WRITTEN EXERCISE:
Copy out all lines that carry the word "name".

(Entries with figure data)

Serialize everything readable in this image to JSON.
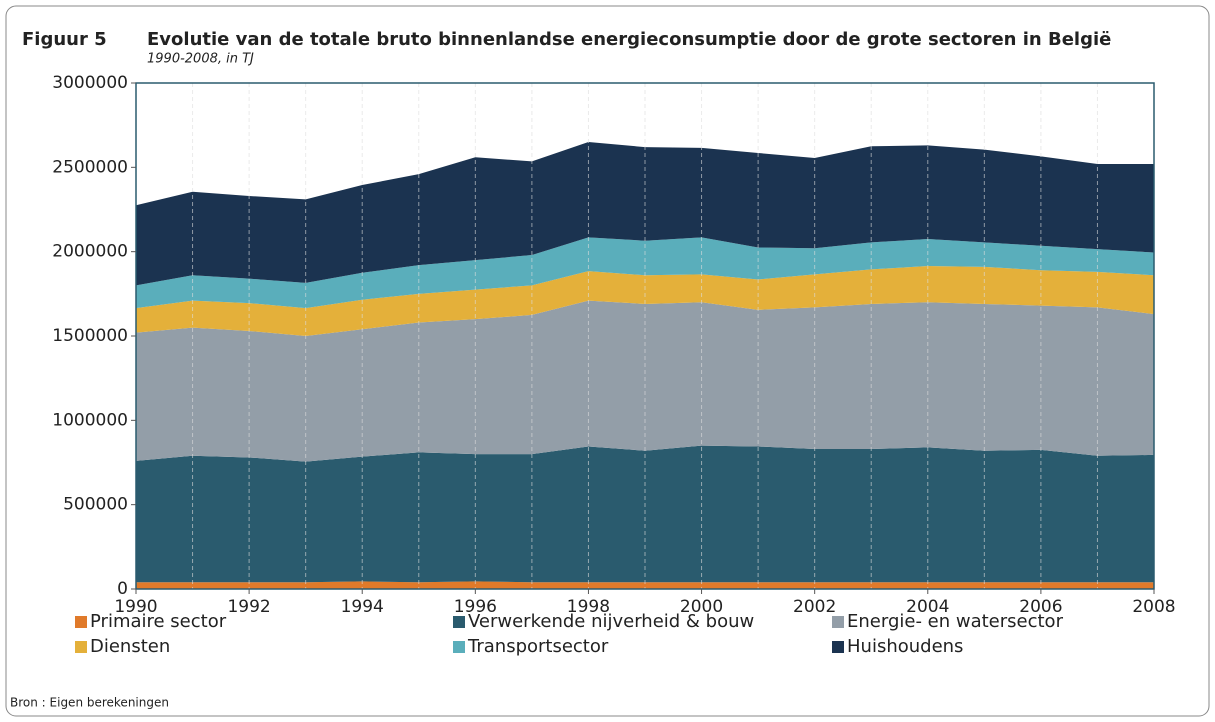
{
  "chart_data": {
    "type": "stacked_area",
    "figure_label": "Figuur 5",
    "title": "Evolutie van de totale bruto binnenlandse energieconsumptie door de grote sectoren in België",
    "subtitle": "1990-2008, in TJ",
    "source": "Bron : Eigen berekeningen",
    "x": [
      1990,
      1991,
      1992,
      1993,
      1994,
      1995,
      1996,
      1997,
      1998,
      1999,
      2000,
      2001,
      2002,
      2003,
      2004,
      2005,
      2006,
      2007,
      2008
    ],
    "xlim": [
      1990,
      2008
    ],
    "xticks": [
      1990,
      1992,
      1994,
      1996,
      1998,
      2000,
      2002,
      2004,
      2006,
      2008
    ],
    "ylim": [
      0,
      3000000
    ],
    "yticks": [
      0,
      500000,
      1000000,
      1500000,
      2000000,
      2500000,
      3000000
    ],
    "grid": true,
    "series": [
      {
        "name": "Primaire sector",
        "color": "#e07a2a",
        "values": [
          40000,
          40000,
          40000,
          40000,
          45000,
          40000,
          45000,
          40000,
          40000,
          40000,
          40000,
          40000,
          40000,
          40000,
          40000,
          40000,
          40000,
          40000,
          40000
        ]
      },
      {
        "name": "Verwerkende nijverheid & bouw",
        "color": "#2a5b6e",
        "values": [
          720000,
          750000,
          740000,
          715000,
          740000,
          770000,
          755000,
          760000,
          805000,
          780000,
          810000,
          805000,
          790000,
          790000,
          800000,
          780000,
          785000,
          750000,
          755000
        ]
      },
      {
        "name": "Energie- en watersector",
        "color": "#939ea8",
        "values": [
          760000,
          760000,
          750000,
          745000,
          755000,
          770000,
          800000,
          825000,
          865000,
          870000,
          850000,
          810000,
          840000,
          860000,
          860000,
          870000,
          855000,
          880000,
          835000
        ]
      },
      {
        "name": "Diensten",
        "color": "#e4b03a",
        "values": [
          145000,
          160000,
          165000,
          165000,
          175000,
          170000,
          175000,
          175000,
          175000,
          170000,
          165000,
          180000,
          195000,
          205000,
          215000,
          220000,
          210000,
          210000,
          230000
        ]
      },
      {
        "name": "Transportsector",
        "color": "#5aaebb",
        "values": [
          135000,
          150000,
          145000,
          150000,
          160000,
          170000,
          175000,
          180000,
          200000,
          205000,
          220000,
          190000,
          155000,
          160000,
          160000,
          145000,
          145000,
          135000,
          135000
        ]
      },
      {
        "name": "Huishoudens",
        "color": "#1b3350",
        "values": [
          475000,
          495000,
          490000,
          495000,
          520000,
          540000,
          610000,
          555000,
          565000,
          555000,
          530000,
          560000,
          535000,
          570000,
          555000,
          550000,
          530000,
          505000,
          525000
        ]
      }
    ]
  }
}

SOLUTION BELOW:
        "name": "Primaire sector",
        "name": "Verwerkende nijverheid & bouw",
        "name": "Energie- en watersector",
        "name": "Diensten",
        "name": "Transportsector",
        "name": "Huishoudens",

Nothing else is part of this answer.